Bueno, me llamó profundamente la atención la carta del misionero, acerca de la castidad matrimonial.
Vivo y comulgo con esa idea, siendo una persona separada de mi matrimonio hace más de dos años.
Es verdad la castidad sin ayuda de Jesús es imposible que sea perfecta, habiendo llegado a esa misma conclusión, acerca de la castidad en matrimonios separados, hace ya algún tiempo, aplicándolo a mi vida misma.
Dios tiene sus tiempos, uno debe confiar y abandonarse a su voluntad y misericordia.
Me viene a la memoria unas frases del evangelio sobre personas que nacieron eunucos y otros se hicieron eunucos por el Reino de los Cielos, no sé si logra aplicar a este caso. . .
Puedo dar mi testimonio con relación al tema de la castidad matrimonial. Podría escribir in extenso. Pero seré breve. Mi esposo enfermó luego de habernos casado. Es bipolar y ha padecido graves adicciones. Su problemática determinó que no hayamos podido tener una vida matrimonial normal. Sólo unos cuatro años luego de habernos casado pudimos vivir como esposos normales. A partir de ese tiempo, vivimos en castidad. Impedido él físicamente, debí renunciar a la maternidad y a la intimidad matrimonial para asistirlo y acompañarlo. No sin grandes tormentas pude sostenerme a su lado. A pesar de todo no lo abandoné. Estuvo internado tres veces, la última de las ellas en estado de alienación mental, hospitalizado. Hoy puedo decir que siento que esta lucha ha dado sus frutos. Él recuperó parte de sus facultades, puede entender la naturaleza de sus actos y se convirtió, es decir, aceptó a Dios y a su Iglesia. Asiste a misa y recibe los sacramentos. Y en lo que a mí respecta, luego de pasar inenarrables penurias, puedo decir que he conservado la fe y también he (hemos) podido sostener este atípico matrimonio en una lucha dura, de muchos años. Hace 26 años que estamos casados. Esta es sólo una breve síntesis de lo acontecido en estos años. Podría extenderme, pero no sé si es necesario. Una de las motivaciones que me sostuvieron resuelta a no abandonar a mi esposo fue la inquebrantable decisión de continuar fiel a la fe de Jesús, es decir, al Sacramento que nos une, y el deseo de no perder por ningún motivo la Eucaristía. Estoy segura de que Dios mismo fue el artífice de esta batalla que todavía sostenemos, mi esposo y yo. Quiero dejar sentado que no es para mí un grave peso seguir acompañando a mi marido. Por el contrario, es para mí una alegría, una fuente de consuelo y de compañía. Como San Agustín puedo decir, da Señor lo que pides y pide lo que quieras. Creo que en nosotros se ha cumplido ésto. Quizás puede servir de algo este humilde testimonio. Es posible vivir en paz y en castidad, puedo, podemos dar fe de ello. Muchas bendiciones y gracias.

Consignas del ejercicio →
• a. ¿Puedes anotar, tal como aparece en el texto sobre la castidad matrimonial, el fragmento que va entre "Vivo y comulgo" y "este caso. . .", ambos incluidos?
• b. ¿Qué cantidades numéricas de años o de veces se mencionan en el texto sobre la castidad matrimonial? Enuméralas todas.

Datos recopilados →
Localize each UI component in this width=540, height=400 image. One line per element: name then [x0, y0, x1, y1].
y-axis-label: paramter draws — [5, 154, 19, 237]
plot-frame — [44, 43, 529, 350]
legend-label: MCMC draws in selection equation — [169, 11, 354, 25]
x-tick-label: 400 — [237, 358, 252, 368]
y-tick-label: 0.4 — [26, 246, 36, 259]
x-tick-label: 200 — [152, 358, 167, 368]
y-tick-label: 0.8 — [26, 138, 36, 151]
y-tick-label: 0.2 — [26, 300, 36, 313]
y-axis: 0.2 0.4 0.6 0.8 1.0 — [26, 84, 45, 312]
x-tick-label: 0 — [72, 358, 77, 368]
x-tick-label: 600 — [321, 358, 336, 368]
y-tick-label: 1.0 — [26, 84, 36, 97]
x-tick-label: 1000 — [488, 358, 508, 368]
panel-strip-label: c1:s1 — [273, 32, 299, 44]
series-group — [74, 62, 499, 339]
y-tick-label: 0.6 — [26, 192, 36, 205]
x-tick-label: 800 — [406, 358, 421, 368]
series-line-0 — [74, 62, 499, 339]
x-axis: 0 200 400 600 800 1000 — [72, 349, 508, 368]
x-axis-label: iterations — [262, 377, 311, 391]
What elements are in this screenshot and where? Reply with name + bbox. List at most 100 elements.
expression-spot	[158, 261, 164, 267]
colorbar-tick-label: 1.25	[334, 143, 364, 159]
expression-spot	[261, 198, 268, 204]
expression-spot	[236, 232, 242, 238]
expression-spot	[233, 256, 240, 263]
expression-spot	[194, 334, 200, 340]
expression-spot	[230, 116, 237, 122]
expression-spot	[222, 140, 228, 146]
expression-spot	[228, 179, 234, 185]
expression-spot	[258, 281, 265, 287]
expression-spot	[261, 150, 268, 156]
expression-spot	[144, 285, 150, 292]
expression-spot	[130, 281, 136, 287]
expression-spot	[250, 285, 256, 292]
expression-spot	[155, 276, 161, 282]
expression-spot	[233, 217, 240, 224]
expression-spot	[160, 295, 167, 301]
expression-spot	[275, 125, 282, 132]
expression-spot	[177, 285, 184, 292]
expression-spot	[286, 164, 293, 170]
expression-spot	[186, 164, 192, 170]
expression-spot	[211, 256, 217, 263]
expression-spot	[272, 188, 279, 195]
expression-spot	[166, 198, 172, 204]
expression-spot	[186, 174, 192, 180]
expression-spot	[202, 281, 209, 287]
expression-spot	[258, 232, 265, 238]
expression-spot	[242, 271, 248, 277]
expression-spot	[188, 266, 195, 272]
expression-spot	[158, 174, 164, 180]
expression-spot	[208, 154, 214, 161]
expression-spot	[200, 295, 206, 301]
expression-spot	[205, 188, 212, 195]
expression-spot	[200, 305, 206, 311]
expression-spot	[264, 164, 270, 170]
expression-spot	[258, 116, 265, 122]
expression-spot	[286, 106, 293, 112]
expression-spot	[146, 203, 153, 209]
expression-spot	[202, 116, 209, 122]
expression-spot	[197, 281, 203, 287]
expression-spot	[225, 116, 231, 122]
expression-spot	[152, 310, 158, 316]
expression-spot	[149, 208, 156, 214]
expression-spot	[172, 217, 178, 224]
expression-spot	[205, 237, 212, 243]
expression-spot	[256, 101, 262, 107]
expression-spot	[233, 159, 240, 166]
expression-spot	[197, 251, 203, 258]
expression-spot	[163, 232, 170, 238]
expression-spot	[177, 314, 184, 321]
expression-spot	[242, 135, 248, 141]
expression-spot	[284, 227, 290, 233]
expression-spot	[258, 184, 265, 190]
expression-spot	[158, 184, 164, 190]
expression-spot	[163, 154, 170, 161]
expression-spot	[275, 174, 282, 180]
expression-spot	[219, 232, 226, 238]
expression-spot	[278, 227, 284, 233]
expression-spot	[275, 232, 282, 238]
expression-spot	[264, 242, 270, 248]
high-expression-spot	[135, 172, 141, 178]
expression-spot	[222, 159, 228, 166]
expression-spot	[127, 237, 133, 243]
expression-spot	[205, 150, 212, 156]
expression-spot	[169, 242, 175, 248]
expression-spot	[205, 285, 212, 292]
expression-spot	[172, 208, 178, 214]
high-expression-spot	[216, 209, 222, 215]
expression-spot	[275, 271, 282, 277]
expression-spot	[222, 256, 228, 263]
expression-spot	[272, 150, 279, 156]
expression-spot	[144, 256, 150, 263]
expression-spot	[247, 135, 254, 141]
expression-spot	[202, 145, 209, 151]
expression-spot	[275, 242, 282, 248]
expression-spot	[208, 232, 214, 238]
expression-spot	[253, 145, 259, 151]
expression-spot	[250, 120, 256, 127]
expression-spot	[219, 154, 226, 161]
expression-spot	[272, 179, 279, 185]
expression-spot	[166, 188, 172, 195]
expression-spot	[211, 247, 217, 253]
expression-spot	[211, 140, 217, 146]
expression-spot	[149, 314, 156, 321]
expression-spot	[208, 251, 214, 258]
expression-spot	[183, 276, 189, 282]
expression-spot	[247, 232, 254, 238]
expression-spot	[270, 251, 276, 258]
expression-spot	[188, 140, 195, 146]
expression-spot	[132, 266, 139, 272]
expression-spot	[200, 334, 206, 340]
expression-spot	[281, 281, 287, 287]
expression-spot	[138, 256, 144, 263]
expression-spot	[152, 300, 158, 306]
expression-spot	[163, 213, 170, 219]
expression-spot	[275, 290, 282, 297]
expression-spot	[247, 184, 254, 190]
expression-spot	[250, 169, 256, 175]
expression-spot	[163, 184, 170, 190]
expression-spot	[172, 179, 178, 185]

Respuestas por consigna →
• a.
Vivo y comulgo con esa idea, siendo una persona separada de mi matrimonio hace más de dos años.
Es verdad la castidad sin ayuda de Jesús es imposible que sea perfecta, habiendo llegado a esa misma conclusión, acerca de la castidad en matrimonios separados, hace ya algún tiempo, aplicándolo a mi vida misma.
Dios tiene sus tiempos, uno debe confiar y abandonarse a su voluntad y misericordia.
Me viene a la memoria unas frases del evangelio sobre personas que nacieron eunucos y otros se hicieron eunucos por el Reino de los Cielos, no sé si logra aplicar a este caso. . .

• b.
- más de dos años
- unos cuatro años
- tres veces
- 26 años